== GIVEN REQUEST A ==
Which cheaper chipsets does the forum thread name as alternatives to the 790GX?
== GIVEN REQUEST B ==
Return everything in the forum thread from "The 790GX chipset" down to "a £250 DX10-gaming-capable-rig.".

== PASSAGE GIVEN ==
--------------------------------

AMD motherboards and processors support Cool and Quiet which can be enabled in the bios. It reduces the voltage and clock speed when the computer is idle to reduce power consumption and adjusts the CPUs fan accordingly. I believe Intel’s version is called EIST or Speed Step.  Most good motherboards will have options to manually increase or decrease the RPM of the fans when the temperature is above X or below Y.



			
				Pipps said:
			
		

> I can see that AMD would be the way to go. May I ask, would the DFI LanParty Jr 790GX



The 790GX chipset belongs to a high end motherboard, although they're good as they usually contain a flurry of overclocking features I wouldn't recommend it because of the price, if you're on a budget such a board would defeat the purpose. The cheaper alternatives which are just as good are the 780v, 780G and 8300 chipsets.




			
				Pipps said:
			
		

> I would be very interested to hear more about your recommendations on a £250 DX10-gaming-capable-rig.

--------------------------------

== GIVEN MATERIAL ==
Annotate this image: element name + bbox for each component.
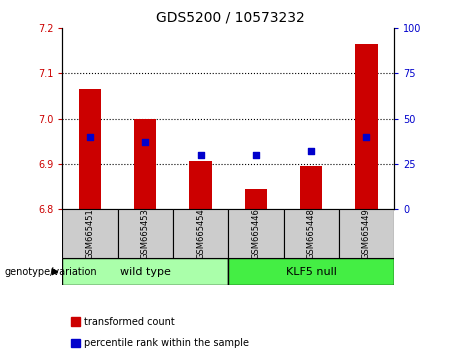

--------------------------------

== FULL OUTPUT A ==
The 780v, 780G and 8300 chipsets.

== FULL OUTPUT B ==
The 790GX chipset belongs to a high end motherboard, although they're good as they usually contain a flurry of overclocking features I wouldn't recommend it because of the price, if you're on a budget such a board would defeat the purpose. The cheaper alternatives which are just as good are the 780v, 780G and 8300 chipsets.




			
				Pipps said:
			
		

> I would be very interested to hear more about your recommendations on a £250 DX10-gaming-capable-rig.